- [Exercise requirements]
Restate each of the lines below word for word and drop every picture.

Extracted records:
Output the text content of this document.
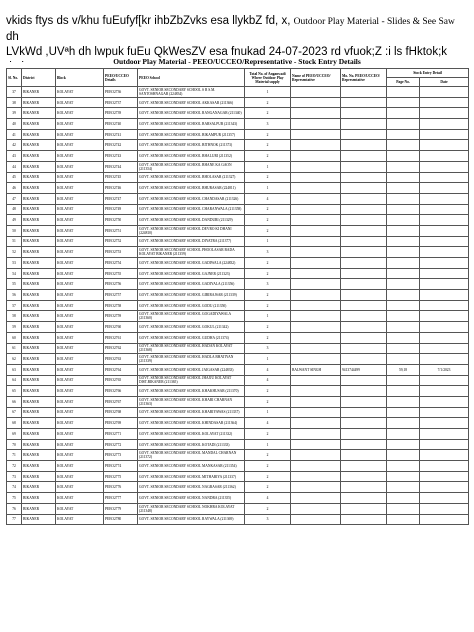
vkids ftys ds v/khu fuEufyf[kr ihbZbZvks esa llykbZ fd, x, Outdoor Play Material - Slides & See Saw dh
LVkWd ,UVªh dh lwpuk fuEu QkWesZV esa fnukad 24-07-2023 rd vfuok;Z :i ls fHktok;k

Outdoor Play Material - PEEO/UCCEO/Representative - Stock Entry Details
Sl. No.	District	Block	PEEO/UCCEO Details	PEEO School	Total No. of Anganwadi Where Outdoor Play Material supply	Name of PEEO/UCCEO/ Representative	Mo. No. PEEO/UCCEO/ Representative	Stock Entry Detail	
								Page No.	Date
37	BIKANER	KOLAYAT	PEEO2736	GOVT. SENIOR SECONDARY SCHOOL S R S.M. SANTOSHNAGAR (224834)	1				
38	BIKANER	KOLAYAT	PEEO2737	GOVT. SENIOR SECONDARY SCHOOL AKKASAR (211366)	2				
39	BIKANER	KOLAYAT	PEEO2739	GOVT. SENIOR SECONDARY SCHOOL RANGANAGAR (211340)	2				
40	BIKANER	KOLAYAT	PEEO2740	GOVT. SENIOR SECONDARY SCHOOL BARSALPUR (211343)	3				
41	BIKANER	KOLAYAT	PEEO2741	GOVT. SENIOR SECONDARY SCHOOL BIKAMPUR (211357)	2				
42	BIKANER	KOLAYAT	PEEO2742	GOVT. SENIOR SECONDARY SCHOOL BITHNOK (211373)	2				
43	BIKANER	KOLAYAT	PEEO2743	GOVT. SENIOR SECONDARY SCHOOL BHALURI (211352)	2				
44	BIKANER	KOLAYAT	PEEO2744	GOVT. SENIOR SECONDARY SCHOOL BHANE KA GAON (211354)	1				
45	BIKANER	KOLAYAT	PEEO2745	GOVT. SENIOR SECONDARY SCHOOL BHOLASAR (211327)	2				
46	BIKANER	KOLAYAT	PEEO2746	GOVT. SENIOR SECONDARY SCHOOL BHURASAR (224811)	1				
47	BIKANER	KOLAYAT	PEEO2747	GOVT. SENIOR SECONDARY SCHOOL CHANDASAR (211326)	4				
48	BIKANER	KOLAYAT	PEEO2749	GOVT. SENIOR SECONDARY SCHOOL CHARANWALA (211358)	2				
49	BIKANER	KOLAYAT	PEEO2750	GOVT. SENIOR SECONDARY SCHOOL DANDURI (211329)	2				
50	BIKANER	KOLAYAT	PEEO2751	GOVT. SENIOR SECONDARY SCHOOL DEVRO KI DHANI (224810)	2				
51	BIKANER	KOLAYAT	PEEO2752	GOVT. SENIOR SECONDARY SCHOOL DIYATRA (211377)	1				
52	BIKANER	KOLAYAT	PEEO2753	GOVT. SENIOR SECONDARY SCHOOL PHOOLASAR BADA KOLAYAT BIKANER (211359)	3				
53	BIKANER	KOLAYAT	PEEO2754	GOVT. SENIOR SECONDARY SCHOOL GADIWALA (224832)	2				
54	BIKANER	KOLAYAT	PEEO2755	GOVT. SENIOR SECONDARY SCHOOL GAJNER (211323)	2				
55	BIKANER	KOLAYAT	PEEO2756	GOVT. SENIOR SECONDARY SCHOOL GADIYALA (211356)	3				
56	BIKANER	KOLAYAT	PEEO2757	GOVT. SENIOR SECONDARY SCHOOL GIRIRAJSAR (211339)	2				
57	BIKANER	KOLAYAT	PEEO2758	GOVT. SENIOR SECONDARY SCHOOL GODU (211350)	2				
58	BIKANER	KOLAYAT	PEEO2759	GOVT. SENIOR SECONDARY SCHOOL GOGADIYAWALA (211360)	1				
59	BIKANER	KOLAYAT	PEEO2760	GOVT. SENIOR SECONDARY SCHOOL GOKUL (211342)	2				
60	BIKANER	KOLAYAT	PEEO2761	GOVT. SENIOR SECONDARY SCHOOL GUDHA (211374)	2				
61	BIKANER	KOLAYAT	PEEO2762	GOVT. SENIOR SECONDARY SCHOOL HADAN KOLAYAT (211368)	3				
62	BIKANER	KOLAYAT	PEEO2763	GOVT. SENIOR SECONDARY SCHOOL HADLA BHATIYAN (211339)	1				
63	BIKANER	KOLAYAT	PEEO2764	GOVT. SENIOR SECONDARY SCHOOL JAIGASAR (224833)	4	BALWANT SINGH	9413744499	59,18	7/1/2023
64	BIKANER	KOLAYAT	PEEO2765	GOVT. SENIOR SECONDARY SCHOOL JHAJJU KOLAYAT DIST.BIKANER (211365)	4				
65	BIKANER	KOLAYAT	PEEO2766	GOVT. SENIOR SECONDARY SCHOOL KHAKHUSAR (211370)	2				
66	BIKANER	KOLAYAT	PEEO2767	GOVT. SENIOR SECONDARY SCHOOL KHARI CHARNAN (211363)	2				
67	BIKANER	KOLAYAT	PEEO2768	GOVT. SENIOR SECONDARY SCHOOL KHARIYAWAS (211337)	1				
68	BIKANER	KOLAYAT	PEEO2769	GOVT. SENIOR SECONDARY SCHOOL KHINDASAR (211364)	4				
69	BIKANER	KOLAYAT	PEEO2771	GOVT. SENIOR SECONDARY SCHOOL KOLAYAT (211332)	2				
70	BIKANER	KOLAYAT	PEEO2772	GOVT. SENIOR SECONDARY SCHOOL KOTADI (211333)	1				
71	BIKANER	KOLAYAT	PEEO2773	GOVT. SENIOR SECONDARY SCHOOL MANDAL CHARNAN (211372)	2				
72	BIKANER	KOLAYAT	PEEO2774	GOVT. SENIOR SECONDARY SCHOOL MANKASAR (211354)	2				
73	BIKANER	KOLAYAT	PEEO2775	GOVT. SENIOR SECONDARY SCHOOL MITHARIYA (211337)	2				
74	BIKANER	KOLAYAT	PEEO2776	GOVT. SENIOR SECONDARY SCHOOL NAGRASAR (211362)	2				
75	BIKANER	KOLAYAT	PEEO2777	GOVT. SENIOR SECONDARY SCHOOL NANDRA (211355)	4				
76	BIKANER	KOLAYAT	PEEO2779	GOVT. SENIOR SECONDARY SCHOOL NOKHRA KOLAYAT (211348)	2				
77	BIKANER	KOLAYAT	PEEO2780	GOVT. SENIOR SECONDARY SCHOOL RAYWALA (211369)	3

- [Task solution]
Output the text content of this document.
vkids ftys ds v/khu fuEufyf[kr ihbZbZvks esa llykbZ fd, x, Outdoor Play Material - Slides & See Saw dh
LVkWd ,UVªh dh lwpuk fuEu QkWesZV esa fnukad 24-07-2023 rd vfuok;Z :i ls fHktok;k

Outdoor Play Material - PEEO/UCCEO/Representative - Stock Entry Details
Sl. No.	District	Block	PEEO/UCCEO Details	PEEO School	Total No. of Anganwadi Where Outdoor Play Material supply	Name of PEEO/UCCEO/ Representative	Mo. No. PEEO/UCCEO/ Representative	Stock Entry Detail	
								Page No.	Date
37	BIKANER	KOLAYAT	PEEO2736	GOVT. SENIOR SECONDARY SCHOOL S R S.M. SANTOSHNAGAR (224834)	1				
38	BIKANER	KOLAYAT	PEEO2737	GOVT. SENIOR SECONDARY SCHOOL AKKASAR (211366)	2				
39	BIKANER	KOLAYAT	PEEO2739	GOVT. SENIOR SECONDARY SCHOOL RANGANAGAR (211340)	2				
40	BIKANER	KOLAYAT	PEEO2740	GOVT. SENIOR SECONDARY SCHOOL BARSALPUR (211343)	3				
41	BIKANER	KOLAYAT	PEEO2741	GOVT. SENIOR SECONDARY SCHOOL BIKAMPUR (211357)	2				
42	BIKANER	KOLAYAT	PEEO2742	GOVT. SENIOR SECONDARY SCHOOL BITHNOK (211373)	2				
43	BIKANER	KOLAYAT	PEEO2743	GOVT. SENIOR SECONDARY SCHOOL BHALURI (211352)	2				
44	BIKANER	KOLAYAT	PEEO2744	GOVT. SENIOR SECONDARY SCHOOL BHANE KA GAON (211354)	1				
45	BIKANER	KOLAYAT	PEEO2745	GOVT. SENIOR SECONDARY SCHOOL BHOLASAR (211327)	2				
46	BIKANER	KOLAYAT	PEEO2746	GOVT. SENIOR SECONDARY SCHOOL BHURASAR (224811)	1				
47	BIKANER	KOLAYAT	PEEO2747	GOVT. SENIOR SECONDARY SCHOOL CHANDASAR (211326)	4				
48	BIKANER	KOLAYAT	PEEO2749	GOVT. SENIOR SECONDARY SCHOOL CHARANWALA (211358)	2				
49	BIKANER	KOLAYAT	PEEO2750	GOVT. SENIOR SECONDARY SCHOOL DANDURI (211329)	2				
50	BIKANER	KOLAYAT	PEEO2751	GOVT. SENIOR SECONDARY SCHOOL DEVRO KI DHANI (224810)	2				
51	BIKANER	KOLAYAT	PEEO2752	GOVT. SENIOR SECONDARY SCHOOL DIYATRA (211377)	1				
52	BIKANER	KOLAYAT	PEEO2753	GOVT. SENIOR SECONDARY SCHOOL PHOOLASAR BADA KOLAYAT BIKANER (211359)	3				
53	BIKANER	KOLAYAT	PEEO2754	GOVT. SENIOR SECONDARY SCHOOL GADIWALA (224832)	2				
54	BIKANER	KOLAYAT	PEEO2755	GOVT. SENIOR SECONDARY SCHOOL GAJNER (211323)	2				
55	BIKANER	KOLAYAT	PEEO2756	GOVT. SENIOR SECONDARY SCHOOL GADIYALA (211356)	3				
56	BIKANER	KOLAYAT	PEEO2757	GOVT. SENIOR SECONDARY SCHOOL GIRIRAJSAR (211339)	2				
57	BIKANER	KOLAYAT	PEEO2758	GOVT. SENIOR SECONDARY SCHOOL GODU (211350)	2				
58	BIKANER	KOLAYAT	PEEO2759	GOVT. SENIOR SECONDARY SCHOOL GOGADIYAWALA (211360)	1				
59	BIKANER	KOLAYAT	PEEO2760	GOVT. SENIOR SECONDARY SCHOOL GOKUL (211342)	2				
60	BIKANER	KOLAYAT	PEEO2761	GOVT. SENIOR SECONDARY SCHOOL GUDHA (211374)	2				
61	BIKANER	KOLAYAT	PEEO2762	GOVT. SENIOR SECONDARY SCHOOL HADAN KOLAYAT (211368)	3				
62	BIKANER	KOLAYAT	PEEO2763	GOVT. SENIOR SECONDARY SCHOOL HADLA BHATIYAN (211339)	1				
63	BIKANER	KOLAYAT	PEEO2764	GOVT. SENIOR SECONDARY SCHOOL JAIGASAR (224833)	4	BALWANT SINGH	9413744499	59,18	7/1/2023
64	BIKANER	KOLAYAT	PEEO2765	GOVT. SENIOR SECONDARY SCHOOL JHAJJU KOLAYAT DIST.BIKANER (211365)	4				
65	BIKANER	KOLAYAT	PEEO2766	GOVT. SENIOR SECONDARY SCHOOL KHAKHUSAR (211370)	2				
66	BIKANER	KOLAYAT	PEEO2767	GOVT. SENIOR SECONDARY SCHOOL KHARI CHARNAN (211363)	2				
67	BIKANER	KOLAYAT	PEEO2768	GOVT. SENIOR SECONDARY SCHOOL KHARIYAWAS (211337)	1				
68	BIKANER	KOLAYAT	PEEO2769	GOVT. SENIOR SECONDARY SCHOOL KHINDASAR (211364)	4				
69	BIKANER	KOLAYAT	PEEO2771	GOVT. SENIOR SECONDARY SCHOOL KOLAYAT (211332)	2				
70	BIKANER	KOLAYAT	PEEO2772	GOVT. SENIOR SECONDARY SCHOOL KOTADI (211333)	1				
71	BIKANER	KOLAYAT	PEEO2773	GOVT. SENIOR SECONDARY SCHOOL MANDAL CHARNAN (211372)	2				
72	BIKANER	KOLAYAT	PEEO2774	GOVT. SENIOR SECONDARY SCHOOL MANKASAR (211354)	2				
73	BIKANER	KOLAYAT	PEEO2775	GOVT. SENIOR SECONDARY SCHOOL MITHARIYA (211337)	2				
74	BIKANER	KOLAYAT	PEEO2776	GOVT. SENIOR SECONDARY SCHOOL NAGRASAR (211362)	2				
75	BIKANER	KOLAYAT	PEEO2777	GOVT. SENIOR SECONDARY SCHOOL NANDRA (211355)	4				
76	BIKANER	KOLAYAT	PEEO2779	GOVT. SENIOR SECONDARY SCHOOL NOKHRA KOLAYAT (211348)	2				
77	BIKANER	KOLAYAT	PEEO2780	GOVT. SENIOR SECONDARY SCHOOL RAYWALA (211369)	3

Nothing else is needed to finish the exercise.